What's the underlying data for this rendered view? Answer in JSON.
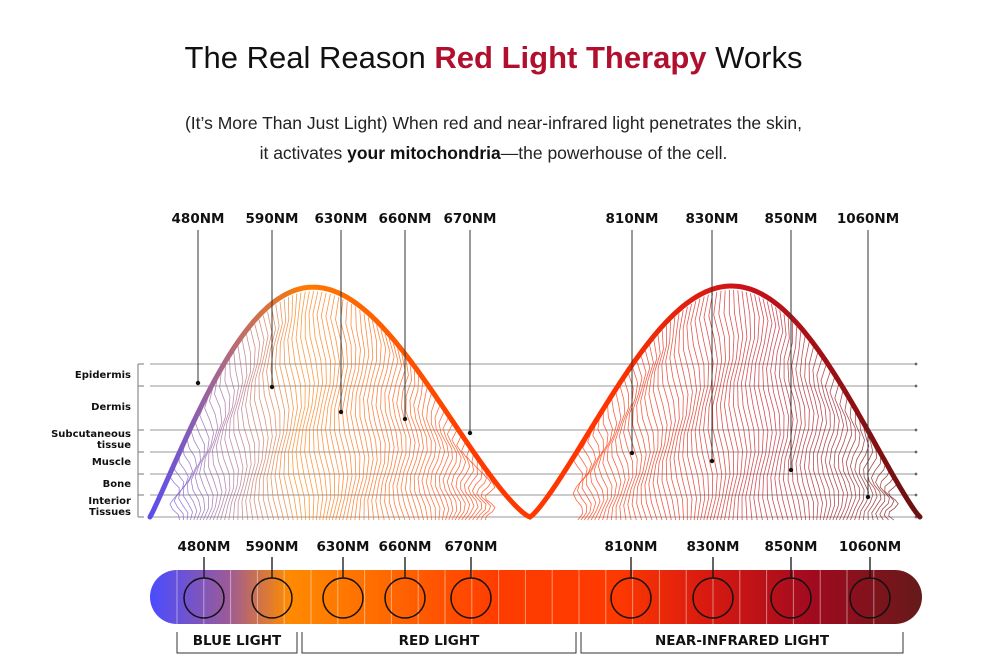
{
  "header": {
    "title_pre": "The Real Reason ",
    "title_accent": "Red Light Therapy",
    "title_post": " Works",
    "subtitle_line1": "(It’s More Than Just Light) When red and near-infrared light penetrates the skin,",
    "subtitle_line2_pre": "it activates ",
    "subtitle_line2_bold": "your mitochondria",
    "subtitle_line2_post": "—the powerhouse of the cell."
  },
  "colors": {
    "accent": "#b0102e",
    "blue": "#5a4df0",
    "orange": "#ff7a00",
    "red": "#ff3a00",
    "dark_red": "#7a1010"
  },
  "diagram": {
    "skin_layers": [
      "Epidermis",
      "Dermis",
      "Subcutaneous tissue",
      "Muscle",
      "Bone",
      "Interior Tissues"
    ],
    "top_wavelengths": [
      "480NM",
      "590NM",
      "630NM",
      "660NM",
      "670NM",
      "810NM",
      "830NM",
      "850NM",
      "1060NM"
    ],
    "bar_wavelengths": [
      "480NM",
      "590NM",
      "630NM",
      "660NM",
      "670NM",
      "810NM",
      "830NM",
      "850NM",
      "1060NM"
    ],
    "categories": [
      "BLUE LIGHT",
      "RED LIGHT",
      "NEAR-INFRARED LIGHT"
    ]
  }
}
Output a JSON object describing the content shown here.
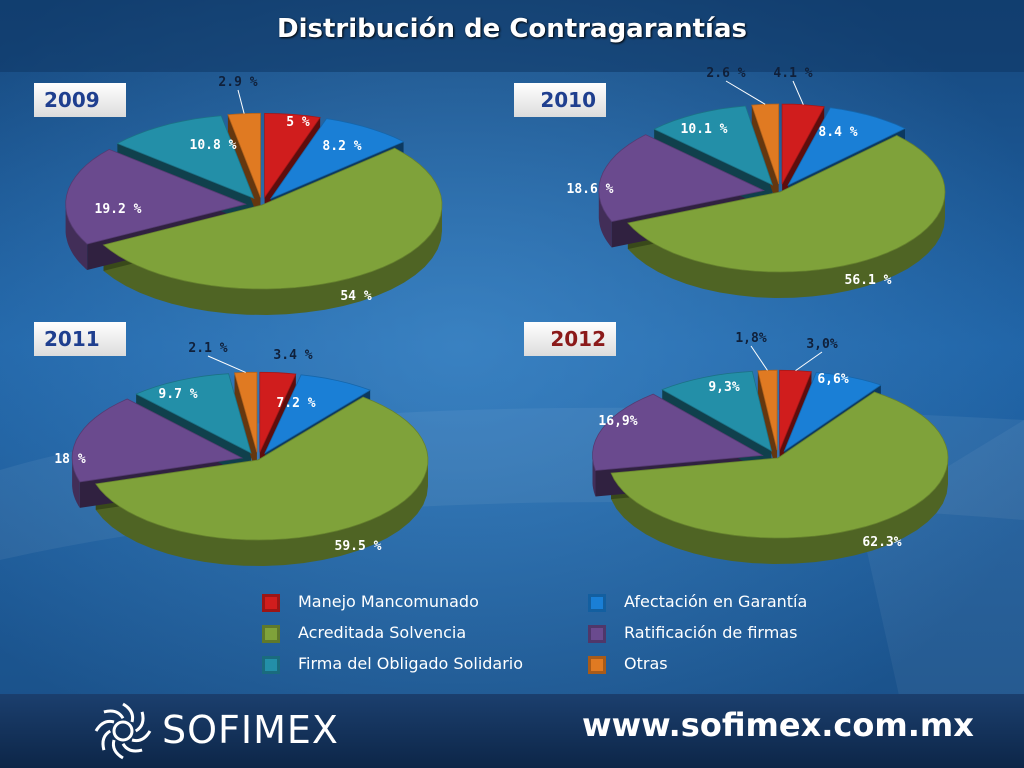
{
  "title": "Distribución de Contragarantías",
  "legend": [
    {
      "label": "Manejo Mancomunado",
      "color": "#d01d1d"
    },
    {
      "label": "Afectación en Garantía",
      "color": "#1a7fd6"
    },
    {
      "label": "Acreditada Solvencia",
      "color": "#7fa23a"
    },
    {
      "label": "Ratificación de firmas",
      "color": "#6a4a8e"
    },
    {
      "label": "Firma del Obligado Solidario",
      "color": "#238fa8"
    },
    {
      "label": "Otras",
      "color": "#e07a22"
    }
  ],
  "chart_data": [
    {
      "type": "pie",
      "title": "2009",
      "labels": [
        "Manejo Mancomunado",
        "Afectación en Garantía",
        "Acreditada Solvencia",
        "Ratificación de firmas",
        "Firma del Obligado Solidario",
        "Otras"
      ],
      "values": [
        5,
        8.2,
        54,
        19.2,
        10.8,
        2.9
      ],
      "value_labels": [
        "5 %",
        "8.2 %",
        "54 %",
        "19.2 %",
        "10.8 %",
        "2.9 %"
      ]
    },
    {
      "type": "pie",
      "title": "2010",
      "labels": [
        "Manejo Mancomunado",
        "Afectación en Garantía",
        "Acreditada Solvencia",
        "Ratificación de firmas",
        "Firma del Obligado Solidario",
        "Otras"
      ],
      "values": [
        4.1,
        8.4,
        56.1,
        18.6,
        10.1,
        2.6
      ],
      "value_labels": [
        "4.1 %",
        "8.4 %",
        "56.1 %",
        "18.6 %",
        "10.1 %",
        "2.6 %"
      ]
    },
    {
      "type": "pie",
      "title": "2011",
      "labels": [
        "Manejo Mancomunado",
        "Afectación en Garantía",
        "Acreditada Solvencia",
        "Ratificación de firmas",
        "Firma del Obligado Solidario",
        "Otras"
      ],
      "values": [
        3.4,
        7.2,
        59.5,
        18,
        9.7,
        2.1
      ],
      "value_labels": [
        "3.4 %",
        "7.2 %",
        "59.5 %",
        "18 %",
        "9.7 %",
        "2.1 %"
      ]
    },
    {
      "type": "pie",
      "title": "2012",
      "labels": [
        "Manejo Mancomunado",
        "Afectación en Garantía",
        "Acreditada Solvencia",
        "Ratificación de firmas",
        "Firma del Obligado Solidario",
        "Otras"
      ],
      "values": [
        3.0,
        6.6,
        62.3,
        16.9,
        9.3,
        1.8
      ],
      "value_labels": [
        "3,0%",
        "6,6%",
        "62.3%",
        "16,9%",
        "9,3%",
        "1,8%"
      ]
    }
  ],
  "footer": {
    "logo_text": "SOFIMEX",
    "url": "www.sofimex.com.mx"
  }
}
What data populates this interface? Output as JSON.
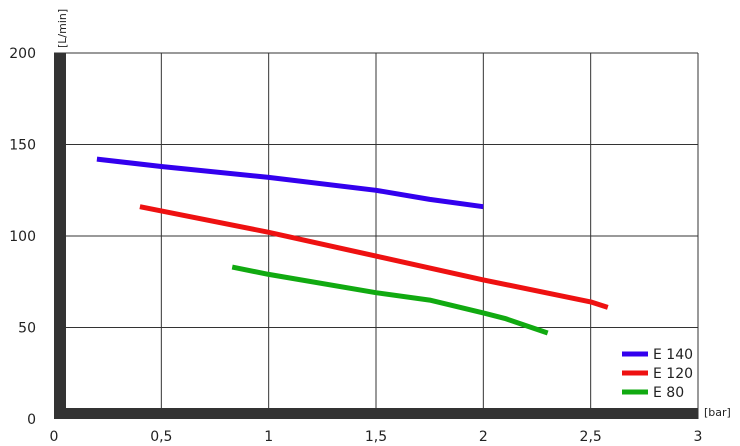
{
  "chart_data": {
    "type": "line",
    "xlabel": "[bar]",
    "ylabel": "[L/min]",
    "xlim": [
      0,
      3
    ],
    "ylim": [
      0,
      200
    ],
    "x_ticks": [
      "0",
      "0,5",
      "1",
      "1,5",
      "2",
      "2,5",
      "3"
    ],
    "y_ticks": [
      "0",
      "50",
      "100",
      "150",
      "200"
    ],
    "x_tick_values": [
      0,
      0.5,
      1,
      1.5,
      2,
      2.5,
      3
    ],
    "y_tick_values": [
      0,
      50,
      100,
      150,
      200
    ],
    "grid": true,
    "legend_position": "bottom-right",
    "series": [
      {
        "name": "E 140",
        "color": "#3300ee",
        "x": [
          0.2,
          0.5,
          1.0,
          1.5,
          1.75,
          2.0
        ],
        "y": [
          142,
          138,
          132,
          125,
          120,
          116
        ]
      },
      {
        "name": "E 120",
        "color": "#ee1111",
        "x": [
          0.4,
          1.0,
          1.5,
          2.0,
          2.5,
          2.58
        ],
        "y": [
          116,
          102,
          89,
          76,
          64,
          61
        ]
      },
      {
        "name": "E 80",
        "color": "#11aa11",
        "x": [
          0.83,
          1.0,
          1.5,
          1.75,
          2.0,
          2.1,
          2.2,
          2.3
        ],
        "y": [
          83,
          79,
          69,
          65,
          58,
          55,
          51,
          47
        ]
      }
    ]
  }
}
===
- [REQUIRED TASK] Every line above should be returned word for word, with the pictures left behind.

- [OUTPUT FOR THIS TASK]
What's the underlying data for this rendered view? Answer in JSON.
{
  "header": {
    "title_pre": "The Real Reason ",
    "title_accent": "Red Light Therapy",
    "title_post": " Works",
    "subtitle_line1": "(It’s More Than Just Light) When red and near-infrared light penetrates the skin,",
    "subtitle_line2_pre": "it activates ",
    "subtitle_line2_bold": "your mitochondria",
    "subtitle_line2_post": "—the powerhouse of the cell."
  },
  "colors": {
    "accent": "#b0102e",
    "blue": "#5a4df0",
    "orange": "#ff7a00",
    "red": "#ff3a00",
    "dark_red": "#7a1010"
  },
  "diagram": {
    "skin_layers": [
      "Epidermis",
      "Dermis",
      "Subcutaneous tissue",
      "Muscle",
      "Bone",
      "Interior Tissues"
    ],
    "top_wavelengths": [
      "480NM",
      "590NM",
      "630NM",
      "660NM",
      "670NM",
      "810NM",
      "830NM",
      "850NM",
      "1060NM"
    ],
    "bar_wavelengths": [
      "480NM",
      "590NM",
      "630NM",
      "660NM",
      "670NM",
      "810NM",
      "830NM",
      "850NM",
      "1060NM"
    ],
    "categories": [
      "BLUE LIGHT",
      "RED LIGHT",
      "NEAR-INFRARED LIGHT"
    ]
  }
}
Output a JSON object describing the content shown here.
{
  "title": "Distribución de Contragarantías",
  "legend": [
    {
      "label": "Manejo Mancomunado",
      "color": "#d01d1d"
    },
    {
      "label": "Afectación en Garantía",
      "color": "#1a7fd6"
    },
    {
      "label": "Acreditada Solvencia",
      "color": "#7fa23a"
    },
    {
      "label": "Ratificación de firmas",
      "color": "#6a4a8e"
    },
    {
      "label": "Firma del Obligado Solidario",
      "color": "#238fa8"
    },
    {
      "label": "Otras",
      "color": "#e07a22"
    }
  ],
  "chart_data": [
    {
      "type": "pie",
      "title": "2009",
      "labels": [
        "Manejo Mancomunado",
        "Afectación en Garantía",
        "Acreditada Solvencia",
        "Ratificación de firmas",
        "Firma del Obligado Solidario",
        "Otras"
      ],
      "values": [
        5,
        8.2,
        54,
        19.2,
        10.8,
        2.9
      ],
      "value_labels": [
        "5 %",
        "8.2 %",
        "54 %",
        "19.2 %",
        "10.8 %",
        "2.9 %"
      ]
    },
    {
      "type": "pie",
      "title": "2010",
      "labels": [
        "Manejo Mancomunado",
        "Afectación en Garantía",
        "Acreditada Solvencia",
        "Ratificación de firmas",
        "Firma del Obligado Solidario",
        "Otras"
      ],
      "values": [
        4.1,
        8.4,
        56.1,
        18.6,
        10.1,
        2.6
      ],
      "value_labels": [
        "4.1 %",
        "8.4 %",
        "56.1 %",
        "18.6 %",
        "10.1 %",
        "2.6 %"
      ]
    },
    {
      "type": "pie",
      "title": "2011",
      "labels": [
        "Manejo Mancomunado",
        "Afectación en Garantía",
        "Acreditada Solvencia",
        "Ratificación de firmas",
        "Firma del Obligado Solidario",
        "Otras"
      ],
      "values": [
        3.4,
        7.2,
        59.5,
        18,
        9.7,
        2.1
      ],
      "value_labels": [
        "3.4 %",
        "7.2 %",
        "59.5 %",
        "18 %",
        "9.7 %",
        "2.1 %"
      ]
    },
    {
      "type": "pie",
      "title": "2012",
      "labels": [
        "Manejo Mancomunado",
        "Afectación en Garantía",
        "Acreditada Solvencia",
        "Ratificación de firmas",
        "Firma del Obligado Solidario",
        "Otras"
      ],
      "values": [
        3.0,
        6.6,
        62.3,
        16.9,
        9.3,
        1.8
      ],
      "value_labels": [
        "3,0%",
        "6,6%",
        "62.3%",
        "16,9%",
        "9,3%",
        "1,8%"
      ]
    }
  ],
  "footer": {
    "logo_text": "SOFIMEX",
    "url": "www.sofimex.com.mx"
  }
}
What data populates this interface? Output as JSON.
{
  "chart_data": {
    "type": "line",
    "xlabel": "[bar]",
    "ylabel": "[L/min]",
    "xlim": [
      0,
      3
    ],
    "ylim": [
      0,
      200
    ],
    "x_ticks": [
      "0",
      "0,5",
      "1",
      "1,5",
      "2",
      "2,5",
      "3"
    ],
    "y_ticks": [
      "0",
      "50",
      "100",
      "150",
      "200"
    ],
    "x_tick_values": [
      0,
      0.5,
      1,
      1.5,
      2,
      2.5,
      3
    ],
    "y_tick_values": [
      0,
      50,
      100,
      150,
      200
    ],
    "grid": true,
    "legend_position": "bottom-right",
    "series": [
      {
        "name": "E 140",
        "color": "#3300ee",
        "x": [
          0.2,
          0.5,
          1.0,
          1.5,
          1.75,
          2.0
        ],
        "y": [
          142,
          138,
          132,
          125,
          120,
          116
        ]
      },
      {
        "name": "E 120",
        "color": "#ee1111",
        "x": [
          0.4,
          1.0,
          1.5,
          2.0,
          2.5,
          2.58
        ],
        "y": [
          116,
          102,
          89,
          76,
          64,
          61
        ]
      },
      {
        "name": "E 80",
        "color": "#11aa11",
        "x": [
          0.83,
          1.0,
          1.5,
          1.75,
          2.0,
          2.1,
          2.2,
          2.3
        ],
        "y": [
          83,
          79,
          69,
          65,
          58,
          55,
          51,
          47
        ]
      }
    ]
  }
}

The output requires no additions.